--- What the task requires ---
Filter the data below for the string "label" and copy each matching line.

(begin)

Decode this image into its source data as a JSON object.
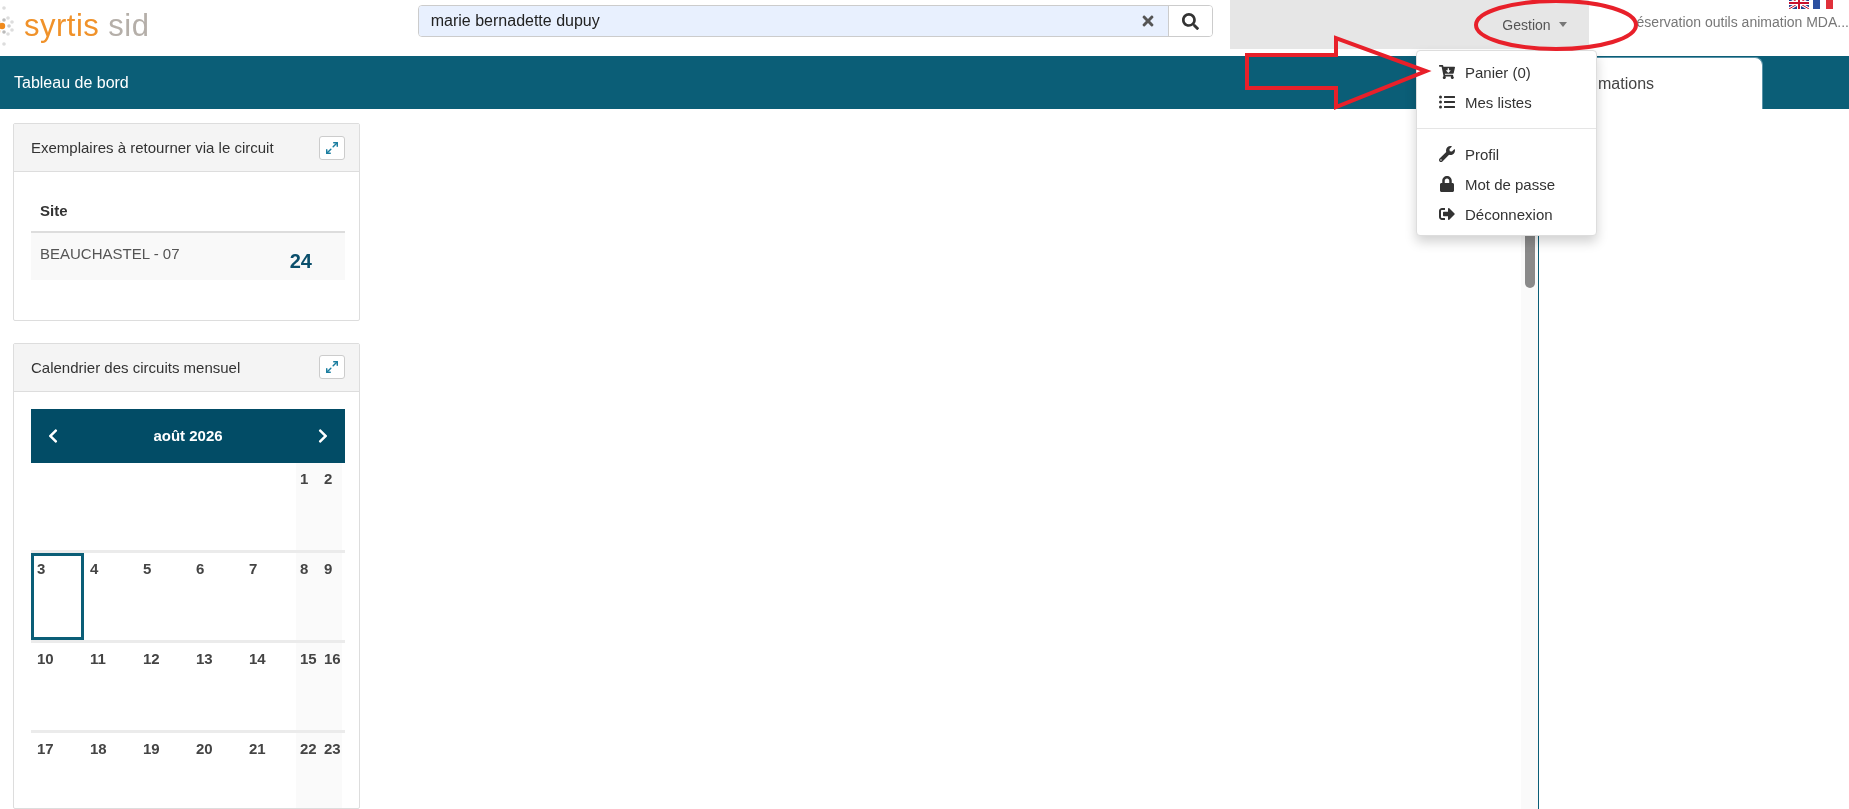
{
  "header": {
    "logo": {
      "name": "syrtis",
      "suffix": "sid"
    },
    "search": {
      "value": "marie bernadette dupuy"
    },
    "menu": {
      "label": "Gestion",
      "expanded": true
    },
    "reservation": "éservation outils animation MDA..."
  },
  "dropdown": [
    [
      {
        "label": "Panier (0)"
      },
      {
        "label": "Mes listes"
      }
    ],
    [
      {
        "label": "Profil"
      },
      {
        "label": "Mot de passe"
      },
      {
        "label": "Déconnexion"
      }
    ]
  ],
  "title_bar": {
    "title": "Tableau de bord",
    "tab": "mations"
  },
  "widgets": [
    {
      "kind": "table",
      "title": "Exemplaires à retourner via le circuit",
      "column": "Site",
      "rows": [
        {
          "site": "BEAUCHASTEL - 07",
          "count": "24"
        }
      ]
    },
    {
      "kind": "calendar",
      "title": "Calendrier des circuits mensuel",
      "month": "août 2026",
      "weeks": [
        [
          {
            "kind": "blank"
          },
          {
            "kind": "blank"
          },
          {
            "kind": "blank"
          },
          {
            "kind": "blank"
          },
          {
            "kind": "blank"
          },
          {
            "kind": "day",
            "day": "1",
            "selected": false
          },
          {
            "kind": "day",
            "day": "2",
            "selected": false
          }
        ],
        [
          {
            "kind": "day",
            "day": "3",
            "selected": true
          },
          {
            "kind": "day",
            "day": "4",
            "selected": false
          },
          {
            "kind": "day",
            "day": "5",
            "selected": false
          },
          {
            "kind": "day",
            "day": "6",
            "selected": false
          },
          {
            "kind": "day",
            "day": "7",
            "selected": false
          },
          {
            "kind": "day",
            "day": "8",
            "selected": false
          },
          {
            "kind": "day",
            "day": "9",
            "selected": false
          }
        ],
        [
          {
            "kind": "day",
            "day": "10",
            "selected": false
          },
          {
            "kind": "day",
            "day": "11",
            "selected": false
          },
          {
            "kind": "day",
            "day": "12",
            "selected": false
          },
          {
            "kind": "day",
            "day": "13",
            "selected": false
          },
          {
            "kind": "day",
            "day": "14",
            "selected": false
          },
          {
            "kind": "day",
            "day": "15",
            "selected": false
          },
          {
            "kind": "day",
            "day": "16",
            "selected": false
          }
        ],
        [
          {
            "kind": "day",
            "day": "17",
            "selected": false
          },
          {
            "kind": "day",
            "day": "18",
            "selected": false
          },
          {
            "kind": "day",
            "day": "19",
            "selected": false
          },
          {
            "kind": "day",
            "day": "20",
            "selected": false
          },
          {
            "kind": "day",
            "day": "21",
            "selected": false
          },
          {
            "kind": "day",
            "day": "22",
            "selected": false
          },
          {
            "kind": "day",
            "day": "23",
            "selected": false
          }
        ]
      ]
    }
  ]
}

(end)

--- Written reply ---
      "label": "Gestion",
        "label": "Panier (0)"
        "label": "Mes listes"
        "label": "Profil"
        "label": "Mot de passe"
        "label": "Déconnexion"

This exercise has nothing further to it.